[Begin INPUT ROWS]
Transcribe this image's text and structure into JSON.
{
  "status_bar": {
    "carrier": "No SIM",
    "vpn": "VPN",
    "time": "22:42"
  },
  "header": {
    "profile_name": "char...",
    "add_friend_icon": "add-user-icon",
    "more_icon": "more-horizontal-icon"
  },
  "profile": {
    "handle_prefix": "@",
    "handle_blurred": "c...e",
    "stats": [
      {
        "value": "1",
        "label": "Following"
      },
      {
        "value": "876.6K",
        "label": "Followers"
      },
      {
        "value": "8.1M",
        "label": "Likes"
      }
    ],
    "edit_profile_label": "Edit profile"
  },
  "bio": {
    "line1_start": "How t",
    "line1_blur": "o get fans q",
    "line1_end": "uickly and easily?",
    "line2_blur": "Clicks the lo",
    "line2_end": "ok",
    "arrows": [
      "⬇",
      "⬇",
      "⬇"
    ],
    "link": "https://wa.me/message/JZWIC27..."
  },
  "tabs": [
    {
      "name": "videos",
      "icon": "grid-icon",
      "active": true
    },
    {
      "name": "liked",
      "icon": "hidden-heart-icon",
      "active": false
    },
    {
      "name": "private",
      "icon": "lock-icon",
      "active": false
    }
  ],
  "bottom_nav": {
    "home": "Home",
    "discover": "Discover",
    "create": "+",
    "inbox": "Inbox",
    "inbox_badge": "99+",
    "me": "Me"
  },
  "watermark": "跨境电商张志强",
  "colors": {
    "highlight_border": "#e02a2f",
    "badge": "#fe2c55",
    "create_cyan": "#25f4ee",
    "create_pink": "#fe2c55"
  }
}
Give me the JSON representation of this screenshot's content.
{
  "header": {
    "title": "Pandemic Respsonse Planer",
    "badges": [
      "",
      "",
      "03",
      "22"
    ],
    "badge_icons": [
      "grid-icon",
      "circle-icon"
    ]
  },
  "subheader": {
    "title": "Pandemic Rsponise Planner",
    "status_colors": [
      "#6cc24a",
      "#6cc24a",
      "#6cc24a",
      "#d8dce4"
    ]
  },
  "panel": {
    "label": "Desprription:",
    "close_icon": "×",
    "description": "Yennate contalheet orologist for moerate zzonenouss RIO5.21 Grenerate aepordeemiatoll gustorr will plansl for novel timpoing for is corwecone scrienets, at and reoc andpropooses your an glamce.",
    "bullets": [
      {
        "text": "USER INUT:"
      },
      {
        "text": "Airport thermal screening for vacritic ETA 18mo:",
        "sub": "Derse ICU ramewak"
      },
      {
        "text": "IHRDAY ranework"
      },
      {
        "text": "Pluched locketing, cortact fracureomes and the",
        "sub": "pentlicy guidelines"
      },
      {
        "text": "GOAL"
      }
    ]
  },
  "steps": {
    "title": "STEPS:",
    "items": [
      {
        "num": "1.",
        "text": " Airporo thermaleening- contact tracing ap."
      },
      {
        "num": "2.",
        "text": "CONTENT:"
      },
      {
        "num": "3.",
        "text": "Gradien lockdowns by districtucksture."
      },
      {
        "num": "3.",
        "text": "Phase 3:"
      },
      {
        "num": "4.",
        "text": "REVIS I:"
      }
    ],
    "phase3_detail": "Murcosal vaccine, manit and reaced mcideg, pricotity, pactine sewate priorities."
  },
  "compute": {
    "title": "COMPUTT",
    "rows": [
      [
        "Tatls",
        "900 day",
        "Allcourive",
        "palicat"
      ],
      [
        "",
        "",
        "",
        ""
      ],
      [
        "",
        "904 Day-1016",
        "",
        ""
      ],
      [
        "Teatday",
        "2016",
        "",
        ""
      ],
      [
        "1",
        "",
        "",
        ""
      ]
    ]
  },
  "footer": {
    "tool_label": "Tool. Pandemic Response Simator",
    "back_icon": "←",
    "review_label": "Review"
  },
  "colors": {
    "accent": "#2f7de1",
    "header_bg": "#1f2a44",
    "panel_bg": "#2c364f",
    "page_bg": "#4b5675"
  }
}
[End INPUT ROWS]
- _WHAT IS REQUIRED_:
Output the records above in their entirety, exactly.

- _SOLUTION BELOW_:
Transcribe this image's text and structure into JSON.
{
  "status_bar": {
    "carrier": "No SIM",
    "vpn": "VPN",
    "time": "22:42"
  },
  "header": {
    "profile_name": "char...",
    "add_friend_icon": "add-user-icon",
    "more_icon": "more-horizontal-icon"
  },
  "profile": {
    "handle_prefix": "@",
    "handle_blurred": "c...e",
    "stats": [
      {
        "value": "1",
        "label": "Following"
      },
      {
        "value": "876.6K",
        "label": "Followers"
      },
      {
        "value": "8.1M",
        "label": "Likes"
      }
    ],
    "edit_profile_label": "Edit profile"
  },
  "bio": {
    "line1_start": "How t",
    "line1_blur": "o get fans q",
    "line1_end": "uickly and easily?",
    "line2_blur": "Clicks the lo",
    "line2_end": "ok",
    "arrows": [
      "⬇",
      "⬇",
      "⬇"
    ],
    "link": "https://wa.me/message/JZWIC27..."
  },
  "tabs": [
    {
      "name": "videos",
      "icon": "grid-icon",
      "active": true
    },
    {
      "name": "liked",
      "icon": "hidden-heart-icon",
      "active": false
    },
    {
      "name": "private",
      "icon": "lock-icon",
      "active": false
    }
  ],
  "bottom_nav": {
    "home": "Home",
    "discover": "Discover",
    "create": "+",
    "inbox": "Inbox",
    "inbox_badge": "99+",
    "me": "Me"
  },
  "watermark": "跨境电商张志强",
  "colors": {
    "highlight_border": "#e02a2f",
    "badge": "#fe2c55",
    "create_cyan": "#25f4ee",
    "create_pink": "#fe2c55"
  }
}
Give me the JSON representation of this screenshot's content.
{
  "header": {
    "title": "Pandemic Respsonse Planer",
    "badges": [
      "",
      "",
      "03",
      "22"
    ],
    "badge_icons": [
      "grid-icon",
      "circle-icon"
    ]
  },
  "subheader": {
    "title": "Pandemic Rsponise Planner",
    "status_colors": [
      "#6cc24a",
      "#6cc24a",
      "#6cc24a",
      "#d8dce4"
    ]
  },
  "panel": {
    "label": "Desprription:",
    "close_icon": "×",
    "description": "Yennate contalheet orologist for moerate zzonenouss RIO5.21 Grenerate aepordeemiatoll gustorr will plansl for novel timpoing for is corwecone scrienets, at and reoc andpropooses your an glamce.",
    "bullets": [
      {
        "text": "USER INUT:"
      },
      {
        "text": "Airport thermal screening for vacritic ETA 18mo:",
        "sub": "Derse ICU ramewak"
      },
      {
        "text": "IHRDAY ranework"
      },
      {
        "text": "Pluched locketing, cortact fracureomes and the",
        "sub": "pentlicy guidelines"
      },
      {
        "text": "GOAL"
      }
    ]
  },
  "steps": {
    "title": "STEPS:",
    "items": [
      {
        "num": "1.",
        "text": " Airporo thermaleening- contact tracing ap."
      },
      {
        "num": "2.",
        "text": "CONTENT:"
      },
      {
        "num": "3.",
        "text": "Gradien lockdowns by districtucksture."
      },
      {
        "num": "3.",
        "text": "Phase 3:"
      },
      {
        "num": "4.",
        "text": "REVIS I:"
      }
    ],
    "phase3_detail": "Murcosal vaccine, manit and reaced mcideg, pricotity, pactine sewate priorities."
  },
  "compute": {
    "title": "COMPUTT",
    "rows": [
      [
        "Tatls",
        "900 day",
        "Allcourive",
        "palicat"
      ],
      [
        "",
        "",
        "",
        ""
      ],
      [
        "",
        "904 Day-1016",
        "",
        ""
      ],
      [
        "Teatday",
        "2016",
        "",
        ""
      ],
      [
        "1",
        "",
        "",
        ""
      ]
    ]
  },
  "footer": {
    "tool_label": "Tool. Pandemic Response Simator",
    "back_icon": "←",
    "review_label": "Review"
  },
  "colors": {
    "accent": "#2f7de1",
    "header_bg": "#1f2a44",
    "panel_bg": "#2c364f",
    "page_bg": "#4b5675"
  }
}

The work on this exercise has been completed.